■ **The request**
Copy the listing below line for line, keeping every character unchanged.

--- START OF Data for this exercise ---

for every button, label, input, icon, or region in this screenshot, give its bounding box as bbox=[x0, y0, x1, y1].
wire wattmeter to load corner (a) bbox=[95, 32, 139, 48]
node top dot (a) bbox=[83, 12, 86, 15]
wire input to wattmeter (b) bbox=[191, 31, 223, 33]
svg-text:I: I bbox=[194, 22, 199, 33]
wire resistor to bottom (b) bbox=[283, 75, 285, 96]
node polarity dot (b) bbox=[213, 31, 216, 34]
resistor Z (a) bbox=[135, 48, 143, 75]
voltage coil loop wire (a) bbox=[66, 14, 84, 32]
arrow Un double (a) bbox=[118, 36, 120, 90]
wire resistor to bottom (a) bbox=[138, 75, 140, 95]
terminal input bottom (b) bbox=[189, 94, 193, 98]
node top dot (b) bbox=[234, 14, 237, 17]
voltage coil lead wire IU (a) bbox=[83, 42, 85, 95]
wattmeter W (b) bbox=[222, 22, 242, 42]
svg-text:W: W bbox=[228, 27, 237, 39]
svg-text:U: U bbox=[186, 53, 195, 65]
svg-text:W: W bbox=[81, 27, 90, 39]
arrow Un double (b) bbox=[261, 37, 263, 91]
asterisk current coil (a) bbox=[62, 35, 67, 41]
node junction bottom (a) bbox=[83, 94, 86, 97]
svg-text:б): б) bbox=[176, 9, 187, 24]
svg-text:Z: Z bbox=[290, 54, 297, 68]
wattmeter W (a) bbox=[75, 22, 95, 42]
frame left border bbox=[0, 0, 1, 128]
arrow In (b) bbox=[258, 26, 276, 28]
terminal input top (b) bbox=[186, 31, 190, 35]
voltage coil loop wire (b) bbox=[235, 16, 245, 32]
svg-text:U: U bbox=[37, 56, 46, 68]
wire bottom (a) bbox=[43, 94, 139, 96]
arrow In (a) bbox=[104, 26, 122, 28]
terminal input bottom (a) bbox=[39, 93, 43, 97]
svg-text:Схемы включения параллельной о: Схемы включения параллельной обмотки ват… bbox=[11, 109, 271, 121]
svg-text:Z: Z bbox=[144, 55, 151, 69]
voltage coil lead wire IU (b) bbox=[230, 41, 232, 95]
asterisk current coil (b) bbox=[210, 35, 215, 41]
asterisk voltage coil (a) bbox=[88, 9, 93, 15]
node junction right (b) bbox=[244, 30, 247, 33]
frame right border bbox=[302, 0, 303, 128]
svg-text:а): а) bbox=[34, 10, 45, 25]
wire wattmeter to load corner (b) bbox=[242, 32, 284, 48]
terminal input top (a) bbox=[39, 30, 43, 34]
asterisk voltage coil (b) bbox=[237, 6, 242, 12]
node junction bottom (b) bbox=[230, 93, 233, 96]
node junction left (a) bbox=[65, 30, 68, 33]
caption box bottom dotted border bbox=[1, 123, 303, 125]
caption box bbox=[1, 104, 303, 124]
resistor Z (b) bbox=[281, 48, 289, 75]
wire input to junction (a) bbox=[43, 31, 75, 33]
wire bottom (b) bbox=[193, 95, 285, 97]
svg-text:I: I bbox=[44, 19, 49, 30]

--- END OF Data for this exercise ---

■ **Reply to the task**
for every button, label, input, icon, or region in this screenshot, give its bounding box as bbox=[x0, y0, x1, y1].
wire wattmeter to load corner (a) bbox=[95, 32, 139, 48]
node top dot (a) bbox=[83, 12, 86, 15]
wire input to wattmeter (b) bbox=[191, 31, 223, 33]
svg-text:I: I bbox=[194, 22, 199, 33]
wire resistor to bottom (b) bbox=[283, 75, 285, 96]
node polarity dot (b) bbox=[213, 31, 216, 34]
resistor Z (a) bbox=[135, 48, 143, 75]
voltage coil loop wire (a) bbox=[66, 14, 84, 32]
arrow Un double (a) bbox=[118, 36, 120, 90]
wire resistor to bottom (a) bbox=[138, 75, 140, 95]
terminal input bottom (b) bbox=[189, 94, 193, 98]
node top dot (b) bbox=[234, 14, 237, 17]
voltage coil lead wire IU (a) bbox=[83, 42, 85, 95]
wattmeter W (b) bbox=[222, 22, 242, 42]
svg-text:W: W bbox=[228, 27, 237, 39]
svg-text:U: U bbox=[186, 53, 195, 65]
svg-text:W: W bbox=[81, 27, 90, 39]
arrow Un double (b) bbox=[261, 37, 263, 91]
asterisk current coil (a) bbox=[62, 35, 67, 41]
node junction bottom (a) bbox=[83, 94, 86, 97]
svg-text:б): б) bbox=[176, 9, 187, 24]
svg-text:Z: Z bbox=[290, 54, 297, 68]
wattmeter W (a) bbox=[75, 22, 95, 42]
frame left border bbox=[0, 0, 1, 128]
arrow In (b) bbox=[258, 26, 276, 28]
terminal input top (b) bbox=[186, 31, 190, 35]
voltage coil loop wire (b) bbox=[235, 16, 245, 32]
svg-text:U: U bbox=[37, 56, 46, 68]
wire bottom (a) bbox=[43, 94, 139, 96]
arrow In (a) bbox=[104, 26, 122, 28]
terminal input bottom (a) bbox=[39, 93, 43, 97]
svg-text:Схемы включения параллельной о: Схемы включения параллельной обмотки ват… bbox=[11, 109, 271, 121]
svg-text:Z: Z bbox=[144, 55, 151, 69]
voltage coil lead wire IU (b) bbox=[230, 41, 232, 95]
asterisk current coil (b) bbox=[210, 35, 215, 41]
asterisk voltage coil (a) bbox=[88, 9, 93, 15]
node junction right (b) bbox=[244, 30, 247, 33]
frame right border bbox=[302, 0, 303, 128]
svg-text:а): а) bbox=[34, 10, 45, 25]
wire wattmeter to load corner (b) bbox=[242, 32, 284, 48]
terminal input top (a) bbox=[39, 30, 43, 34]
asterisk voltage coil (b) bbox=[237, 6, 242, 12]
node junction bottom (b) bbox=[230, 93, 233, 96]
node junction left (a) bbox=[65, 30, 68, 33]
caption box bottom dotted border bbox=[1, 123, 303, 125]
caption box bbox=[1, 104, 303, 124]
resistor Z (b) bbox=[281, 48, 289, 75]
wire input to junction (a) bbox=[43, 31, 75, 33]
wire bottom (b) bbox=[193, 95, 285, 97]
svg-text:I: I bbox=[44, 19, 49, 30]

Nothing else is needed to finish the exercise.